The records below are to be quoted in full; please keep every word exact.

====

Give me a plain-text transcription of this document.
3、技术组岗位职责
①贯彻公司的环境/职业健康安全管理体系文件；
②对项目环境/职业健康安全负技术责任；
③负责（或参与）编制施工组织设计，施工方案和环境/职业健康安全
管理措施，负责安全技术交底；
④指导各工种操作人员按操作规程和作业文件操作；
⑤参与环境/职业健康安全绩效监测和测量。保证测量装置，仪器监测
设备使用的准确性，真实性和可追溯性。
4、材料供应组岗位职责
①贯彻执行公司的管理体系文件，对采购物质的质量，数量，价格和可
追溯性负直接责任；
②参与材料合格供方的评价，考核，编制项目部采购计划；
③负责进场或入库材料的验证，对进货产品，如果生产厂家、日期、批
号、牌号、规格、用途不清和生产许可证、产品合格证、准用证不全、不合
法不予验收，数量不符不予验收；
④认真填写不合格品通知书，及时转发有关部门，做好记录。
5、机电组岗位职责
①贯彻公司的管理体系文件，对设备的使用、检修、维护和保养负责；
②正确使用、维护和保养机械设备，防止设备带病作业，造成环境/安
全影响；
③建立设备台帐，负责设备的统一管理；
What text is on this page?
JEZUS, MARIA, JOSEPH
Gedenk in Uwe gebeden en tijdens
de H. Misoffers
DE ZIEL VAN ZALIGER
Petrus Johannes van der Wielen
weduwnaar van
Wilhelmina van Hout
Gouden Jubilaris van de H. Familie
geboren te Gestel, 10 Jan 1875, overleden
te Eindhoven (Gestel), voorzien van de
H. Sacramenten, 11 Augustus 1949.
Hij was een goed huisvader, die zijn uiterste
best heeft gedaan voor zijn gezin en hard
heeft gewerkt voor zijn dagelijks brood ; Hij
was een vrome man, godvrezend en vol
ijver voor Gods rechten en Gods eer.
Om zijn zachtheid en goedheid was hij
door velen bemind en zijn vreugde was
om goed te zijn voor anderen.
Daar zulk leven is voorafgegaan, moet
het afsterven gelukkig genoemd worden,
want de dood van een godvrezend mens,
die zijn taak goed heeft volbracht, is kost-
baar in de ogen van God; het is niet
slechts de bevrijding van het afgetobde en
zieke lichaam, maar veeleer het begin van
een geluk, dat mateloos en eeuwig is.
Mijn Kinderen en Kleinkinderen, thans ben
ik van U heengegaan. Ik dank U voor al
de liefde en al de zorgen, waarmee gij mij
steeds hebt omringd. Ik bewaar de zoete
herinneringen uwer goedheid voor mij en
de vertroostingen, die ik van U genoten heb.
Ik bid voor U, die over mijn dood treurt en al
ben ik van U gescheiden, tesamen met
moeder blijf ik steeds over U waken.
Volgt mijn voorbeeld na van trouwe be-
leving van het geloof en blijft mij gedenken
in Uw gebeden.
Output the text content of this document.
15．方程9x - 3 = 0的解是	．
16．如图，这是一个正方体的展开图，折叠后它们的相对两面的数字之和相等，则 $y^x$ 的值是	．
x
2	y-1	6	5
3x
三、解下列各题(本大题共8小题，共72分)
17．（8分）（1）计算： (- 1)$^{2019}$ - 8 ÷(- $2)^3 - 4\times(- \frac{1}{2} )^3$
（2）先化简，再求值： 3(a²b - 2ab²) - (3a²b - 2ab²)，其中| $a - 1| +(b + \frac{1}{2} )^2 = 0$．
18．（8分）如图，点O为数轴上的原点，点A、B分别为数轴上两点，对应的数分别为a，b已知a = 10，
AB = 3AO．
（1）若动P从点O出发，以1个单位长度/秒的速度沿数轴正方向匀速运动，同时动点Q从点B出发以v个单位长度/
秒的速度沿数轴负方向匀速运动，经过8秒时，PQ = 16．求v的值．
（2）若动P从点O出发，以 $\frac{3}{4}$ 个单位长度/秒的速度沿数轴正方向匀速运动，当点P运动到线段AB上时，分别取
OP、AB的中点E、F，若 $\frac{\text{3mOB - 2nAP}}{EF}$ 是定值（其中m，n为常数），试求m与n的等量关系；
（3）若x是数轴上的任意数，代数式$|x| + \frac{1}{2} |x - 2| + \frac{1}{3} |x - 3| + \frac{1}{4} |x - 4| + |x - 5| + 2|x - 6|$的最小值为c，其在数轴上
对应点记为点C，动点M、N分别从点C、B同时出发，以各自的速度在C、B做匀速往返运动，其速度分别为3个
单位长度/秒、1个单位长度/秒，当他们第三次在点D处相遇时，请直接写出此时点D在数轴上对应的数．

====

* TASK RESULT *
Give me a plain-text transcription of this document.
3、技术组岗位职责
①贯彻公司的环境/职业健康安全管理体系文件；
②对项目环境/职业健康安全负技术责任；
③负责（或参与）编制施工组织设计，施工方案和环境/职业健康安全
管理措施，负责安全技术交底；
④指导各工种操作人员按操作规程和作业文件操作；
⑤参与环境/职业健康安全绩效监测和测量。保证测量装置，仪器监测
设备使用的准确性，真实性和可追溯性。
4、材料供应组岗位职责
①贯彻执行公司的管理体系文件，对采购物质的质量，数量，价格和可
追溯性负直接责任；
②参与材料合格供方的评价，考核，编制项目部采购计划；
③负责进场或入库材料的验证，对进货产品，如果生产厂家、日期、批
号、牌号、规格、用途不清和生产许可证、产品合格证、准用证不全、不合
法不予验收，数量不符不予验收；
④认真填写不合格品通知书，及时转发有关部门，做好记录。
5、机电组岗位职责
①贯彻公司的管理体系文件，对设备的使用、检修、维护和保养负责；
②正确使用、维护和保养机械设备，防止设备带病作业，造成环境/安
全影响；
③建立设备台帐，负责设备的统一管理；
What text is on this page?
JEZUS, MARIA, JOSEPH
Gedenk in Uwe gebeden en tijdens
de H. Misoffers
DE ZIEL VAN ZALIGER
Petrus Johannes van der Wielen
weduwnaar van
Wilhelmina van Hout
Gouden Jubilaris van de H. Familie
geboren te Gestel, 10 Jan 1875, overleden
te Eindhoven (Gestel), voorzien van de
H. Sacramenten, 11 Augustus 1949.
Hij was een goed huisvader, die zijn uiterste
best heeft gedaan voor zijn gezin en hard
heeft gewerkt voor zijn dagelijks brood ; Hij
was een vrome man, godvrezend en vol
ijver voor Gods rechten en Gods eer.
Om zijn zachtheid en goedheid was hij
door velen bemind en zijn vreugde was
om goed te zijn voor anderen.
Daar zulk leven is voorafgegaan, moet
het afsterven gelukkig genoemd worden,
want de dood van een godvrezend mens,
die zijn taak goed heeft volbracht, is kost-
baar in de ogen van God; het is niet
slechts de bevrijding van het afgetobde en
zieke lichaam, maar veeleer het begin van
een geluk, dat mateloos en eeuwig is.
Mijn Kinderen en Kleinkinderen, thans ben
ik van U heengegaan. Ik dank U voor al
de liefde en al de zorgen, waarmee gij mij
steeds hebt omringd. Ik bewaar de zoete
herinneringen uwer goedheid voor mij en
de vertroostingen, die ik van U genoten heb.
Ik bid voor U, die over mijn dood treurt en al
ben ik van U gescheiden, tesamen met
moeder blijf ik steeds over U waken.
Volgt mijn voorbeeld na van trouwe be-
leving van het geloof en blijft mij gedenken
in Uw gebeden.
Output the text content of this document.
15．方程9x - 3 = 0的解是	．
16．如图，这是一个正方体的展开图，折叠后它们的相对两面的数字之和相等，则 $y^x$ 的值是	．
x
2	y-1	6	5
3x
三、解下列各题(本大题共8小题，共72分)
17．（8分）（1）计算： (- 1)$^{2019}$ - 8 ÷(- $2)^3 - 4\times(- \frac{1}{2} )^3$
（2）先化简，再求值： 3(a²b - 2ab²) - (3a²b - 2ab²)，其中| $a - 1| +(b + \frac{1}{2} )^2 = 0$．
18．（8分）如图，点O为数轴上的原点，点A、B分别为数轴上两点，对应的数分别为a，b已知a = 10，
AB = 3AO．
（1）若动P从点O出发，以1个单位长度/秒的速度沿数轴正方向匀速运动，同时动点Q从点B出发以v个单位长度/
秒的速度沿数轴负方向匀速运动，经过8秒时，PQ = 16．求v的值．
（2）若动P从点O出发，以 $\frac{3}{4}$ 个单位长度/秒的速度沿数轴正方向匀速运动，当点P运动到线段AB上时，分别取
OP、AB的中点E、F，若 $\frac{\text{3mOB - 2nAP}}{EF}$ 是定值（其中m，n为常数），试求m与n的等量关系；
（3）若x是数轴上的任意数，代数式$|x| + \frac{1}{2} |x - 2| + \frac{1}{3} |x - 3| + \frac{1}{4} |x - 4| + |x - 5| + 2|x - 6|$的最小值为c，其在数轴上
对应点记为点C，动点M、N分别从点C、B同时出发，以各自的速度在C、B做匀速往返运动，其速度分别为3个
单位长度/秒、1个单位长度/秒，当他们第三次在点D处相遇时，请直接写出此时点D在数轴上对应的数．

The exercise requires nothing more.